Exercise passage:
CEREBRAL EDEMA SECONDARY TO DIABETIC KETOACIDOSIS: A DEVASTATING COMPLICATION

• DOI: https://doi.org/10.22533/at.ed.1594502405066

• Palavras-chave: Emergency. Hyperglycemia. Neurological.

• Keywords: Emergency. Hyperglycemia. Neurological.

• Abstract:

  Introduction: Diabetic ketoacidosis (DKA) is characterized by metabolic acidosis, hyperglycemia, and ketonemia/ketonuria. This is a metabolic emergency, commonly associated with type 1 Diabetes Mellitus, triggered, in most cases, by infections and poor adherence to medication treatment. The signs and symptoms of DKA are generally: diffuse abdominal pain, nausea and vomiting, dehydration and hyperventilation. Furthermore, depending on its severity and the time required for diagnosis, DKA can develop into potentially fatal complications, including the most devastating: cerebral edema. Objectives: Present general aspects and evidence on the relationship between CAD and cerebral edema. Methodology: This is a literature review whose search for evidence occurred through the UpToDate and PubMed databases. Furthermore, consultations were carried out on the electronic portal of the Brazilian Diabetes Society. Results: Cerebral edema secondary to DKA is an uncommon complication, more common in children than adults. Although considered atypical, this condition has a high mortality rate and risk of permanent neurological sequelae. A retrospective observational study of adults with DKA and hypersomolar hyperglycemic syndrome found that the mortality rate was more than 30 times higher in the group with cerebral edema than in the group without cerebral edema. Clinical manifestations commonly include: altered level of consciousness, papilledema, headache and cranial nerve palsy, and generally occur within 12 hours of starting DKA treatment. However, symptoms may be present before starting treatment. The pathophysiological mechanism of cerebral edema is not fully understood. For some time, theories about osmotic changes were proposed as responsible for the development of cerebral edema. However, current evidence points to changes in cerebral blood flow and neuroinflammatory responses as factors directly related to the pathogenesis of brain injury. Furthermore, studies have shown that individuals with high levels of urea nitrogen, hypocapnia and severe acidosis are more prone to this neurological complication. It is worth noting that cerebral edema related to DKA does not have a specific treatment, and the therapy used in this condition is generally mannitol and hypertonic solution. 

  Conclusion: Cerebral edema secondary to DKA is an acute complication and neurological emergency. Given such severity, early diagnosis and adequate management of the condition are essential. Furthermore, further research is necessary to better understand the pathophysiology of this condition.

Directions:
Copy out word for word everything in the cerebral edema abstract from "Conclusion: Cerebral edema" down to "of this condition.".

Provided material:
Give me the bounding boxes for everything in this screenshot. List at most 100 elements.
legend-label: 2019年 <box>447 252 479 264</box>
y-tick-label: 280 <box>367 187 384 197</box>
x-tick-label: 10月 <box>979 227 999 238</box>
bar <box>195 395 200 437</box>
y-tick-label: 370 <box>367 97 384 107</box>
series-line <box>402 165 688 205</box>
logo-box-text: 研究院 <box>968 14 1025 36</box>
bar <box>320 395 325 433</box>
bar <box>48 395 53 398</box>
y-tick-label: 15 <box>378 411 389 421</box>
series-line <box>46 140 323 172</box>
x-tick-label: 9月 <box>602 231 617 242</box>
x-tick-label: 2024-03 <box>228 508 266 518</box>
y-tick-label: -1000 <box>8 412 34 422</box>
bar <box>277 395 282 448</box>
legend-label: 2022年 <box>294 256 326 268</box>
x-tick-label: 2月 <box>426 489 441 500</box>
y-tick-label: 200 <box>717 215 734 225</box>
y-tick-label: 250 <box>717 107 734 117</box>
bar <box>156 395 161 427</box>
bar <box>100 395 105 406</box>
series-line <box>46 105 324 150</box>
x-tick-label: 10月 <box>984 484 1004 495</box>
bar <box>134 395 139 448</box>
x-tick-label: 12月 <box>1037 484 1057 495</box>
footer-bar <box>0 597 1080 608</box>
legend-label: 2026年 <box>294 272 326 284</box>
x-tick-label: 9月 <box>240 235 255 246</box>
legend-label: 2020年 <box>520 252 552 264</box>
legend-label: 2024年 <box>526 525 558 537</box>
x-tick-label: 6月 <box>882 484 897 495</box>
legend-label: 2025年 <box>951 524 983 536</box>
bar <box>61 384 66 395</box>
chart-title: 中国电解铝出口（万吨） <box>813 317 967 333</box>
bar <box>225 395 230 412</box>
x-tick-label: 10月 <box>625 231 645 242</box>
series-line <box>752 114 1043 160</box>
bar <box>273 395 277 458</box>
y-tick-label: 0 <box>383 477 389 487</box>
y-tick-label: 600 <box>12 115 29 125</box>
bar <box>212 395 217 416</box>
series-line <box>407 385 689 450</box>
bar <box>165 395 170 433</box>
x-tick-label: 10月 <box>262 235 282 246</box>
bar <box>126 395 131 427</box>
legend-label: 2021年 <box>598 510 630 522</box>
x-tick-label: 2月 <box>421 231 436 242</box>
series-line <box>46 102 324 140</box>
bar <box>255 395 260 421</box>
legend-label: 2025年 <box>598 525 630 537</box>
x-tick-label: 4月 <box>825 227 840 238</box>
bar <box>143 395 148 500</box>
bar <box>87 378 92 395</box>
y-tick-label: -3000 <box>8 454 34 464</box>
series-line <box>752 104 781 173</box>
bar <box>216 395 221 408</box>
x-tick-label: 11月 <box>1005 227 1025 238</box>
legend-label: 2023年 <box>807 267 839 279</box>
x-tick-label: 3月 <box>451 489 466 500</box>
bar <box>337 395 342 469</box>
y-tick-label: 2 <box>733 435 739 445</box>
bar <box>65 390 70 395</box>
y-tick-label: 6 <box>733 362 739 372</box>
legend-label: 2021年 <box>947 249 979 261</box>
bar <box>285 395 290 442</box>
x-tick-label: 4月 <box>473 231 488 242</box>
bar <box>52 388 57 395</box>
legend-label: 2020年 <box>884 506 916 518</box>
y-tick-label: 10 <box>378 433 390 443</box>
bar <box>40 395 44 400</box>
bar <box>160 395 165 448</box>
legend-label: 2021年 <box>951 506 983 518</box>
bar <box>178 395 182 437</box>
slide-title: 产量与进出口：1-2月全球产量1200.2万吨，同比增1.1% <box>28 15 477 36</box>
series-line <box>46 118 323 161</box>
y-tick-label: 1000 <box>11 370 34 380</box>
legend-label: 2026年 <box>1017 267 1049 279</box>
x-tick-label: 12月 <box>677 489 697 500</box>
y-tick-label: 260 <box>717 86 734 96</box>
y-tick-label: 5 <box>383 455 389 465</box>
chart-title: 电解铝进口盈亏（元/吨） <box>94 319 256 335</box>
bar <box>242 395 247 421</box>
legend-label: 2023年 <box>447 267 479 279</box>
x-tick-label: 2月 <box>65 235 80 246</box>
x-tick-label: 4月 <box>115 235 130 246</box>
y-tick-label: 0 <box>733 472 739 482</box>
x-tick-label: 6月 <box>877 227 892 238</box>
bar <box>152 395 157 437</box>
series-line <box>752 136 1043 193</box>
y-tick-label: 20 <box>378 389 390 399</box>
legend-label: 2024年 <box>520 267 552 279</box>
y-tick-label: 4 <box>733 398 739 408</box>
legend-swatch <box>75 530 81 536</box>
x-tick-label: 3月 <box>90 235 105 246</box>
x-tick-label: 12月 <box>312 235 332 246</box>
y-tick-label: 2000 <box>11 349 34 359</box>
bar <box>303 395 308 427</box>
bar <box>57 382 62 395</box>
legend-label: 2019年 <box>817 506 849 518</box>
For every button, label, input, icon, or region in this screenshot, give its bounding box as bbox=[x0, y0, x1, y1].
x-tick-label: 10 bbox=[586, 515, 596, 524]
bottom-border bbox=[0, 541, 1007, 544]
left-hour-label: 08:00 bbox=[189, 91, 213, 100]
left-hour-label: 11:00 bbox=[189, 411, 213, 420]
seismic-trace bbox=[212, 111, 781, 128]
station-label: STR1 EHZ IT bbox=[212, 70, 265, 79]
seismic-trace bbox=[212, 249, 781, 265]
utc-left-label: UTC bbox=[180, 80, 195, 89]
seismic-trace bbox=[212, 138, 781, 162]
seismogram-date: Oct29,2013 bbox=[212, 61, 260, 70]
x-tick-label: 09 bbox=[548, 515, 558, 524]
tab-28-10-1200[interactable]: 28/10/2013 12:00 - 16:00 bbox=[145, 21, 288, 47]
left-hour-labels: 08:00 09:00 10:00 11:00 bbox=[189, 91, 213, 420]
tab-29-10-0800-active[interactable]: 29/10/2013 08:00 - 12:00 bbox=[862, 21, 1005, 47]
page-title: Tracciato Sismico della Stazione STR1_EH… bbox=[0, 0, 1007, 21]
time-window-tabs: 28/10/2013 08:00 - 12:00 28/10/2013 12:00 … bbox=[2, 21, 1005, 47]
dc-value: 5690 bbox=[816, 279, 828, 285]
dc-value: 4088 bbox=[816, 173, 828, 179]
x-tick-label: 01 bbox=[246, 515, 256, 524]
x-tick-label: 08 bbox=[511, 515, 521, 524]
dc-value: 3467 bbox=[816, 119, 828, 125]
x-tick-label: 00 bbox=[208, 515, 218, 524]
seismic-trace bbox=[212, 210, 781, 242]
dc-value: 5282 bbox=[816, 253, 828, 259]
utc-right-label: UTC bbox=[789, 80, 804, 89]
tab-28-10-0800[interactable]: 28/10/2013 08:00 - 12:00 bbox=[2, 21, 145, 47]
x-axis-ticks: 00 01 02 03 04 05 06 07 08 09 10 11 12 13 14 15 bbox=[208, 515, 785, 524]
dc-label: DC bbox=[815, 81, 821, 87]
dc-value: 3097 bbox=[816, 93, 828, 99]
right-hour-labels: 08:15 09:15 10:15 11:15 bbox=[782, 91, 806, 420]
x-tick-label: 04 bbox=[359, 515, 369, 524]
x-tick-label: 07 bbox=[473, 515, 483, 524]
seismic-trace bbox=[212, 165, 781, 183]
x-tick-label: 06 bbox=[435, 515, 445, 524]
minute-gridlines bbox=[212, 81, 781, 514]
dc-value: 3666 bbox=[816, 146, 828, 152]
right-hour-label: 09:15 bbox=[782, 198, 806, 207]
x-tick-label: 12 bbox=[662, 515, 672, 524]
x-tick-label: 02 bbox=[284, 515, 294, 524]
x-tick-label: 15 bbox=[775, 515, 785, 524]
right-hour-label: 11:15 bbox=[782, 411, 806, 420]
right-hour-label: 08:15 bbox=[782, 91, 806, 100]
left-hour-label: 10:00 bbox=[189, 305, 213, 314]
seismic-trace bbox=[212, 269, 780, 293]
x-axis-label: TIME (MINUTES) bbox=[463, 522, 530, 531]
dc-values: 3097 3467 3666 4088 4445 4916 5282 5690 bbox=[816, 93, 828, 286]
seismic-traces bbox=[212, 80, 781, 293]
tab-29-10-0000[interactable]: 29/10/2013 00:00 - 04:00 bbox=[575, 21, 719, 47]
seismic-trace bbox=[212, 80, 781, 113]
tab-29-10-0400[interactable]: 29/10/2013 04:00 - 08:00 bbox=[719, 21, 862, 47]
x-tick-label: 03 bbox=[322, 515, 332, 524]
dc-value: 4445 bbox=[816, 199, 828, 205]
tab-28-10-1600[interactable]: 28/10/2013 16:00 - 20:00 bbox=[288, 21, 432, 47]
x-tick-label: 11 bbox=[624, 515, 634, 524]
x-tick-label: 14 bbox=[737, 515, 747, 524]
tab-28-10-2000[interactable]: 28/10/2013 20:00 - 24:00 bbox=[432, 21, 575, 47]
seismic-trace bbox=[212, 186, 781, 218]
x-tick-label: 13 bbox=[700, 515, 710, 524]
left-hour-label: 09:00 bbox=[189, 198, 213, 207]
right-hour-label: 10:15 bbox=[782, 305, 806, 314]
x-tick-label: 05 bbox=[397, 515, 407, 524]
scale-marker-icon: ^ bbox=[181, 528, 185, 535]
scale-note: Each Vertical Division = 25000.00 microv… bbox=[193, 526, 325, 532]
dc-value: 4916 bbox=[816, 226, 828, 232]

Solved problem:
Conclusion: Cerebral edema secondary to DKA is an acute complication and neurological emergency. Given such severity, early diagnosis and adequate management of the condition are essential. Furthermore, further research is necessary to better understand the pathophysiology of this condition.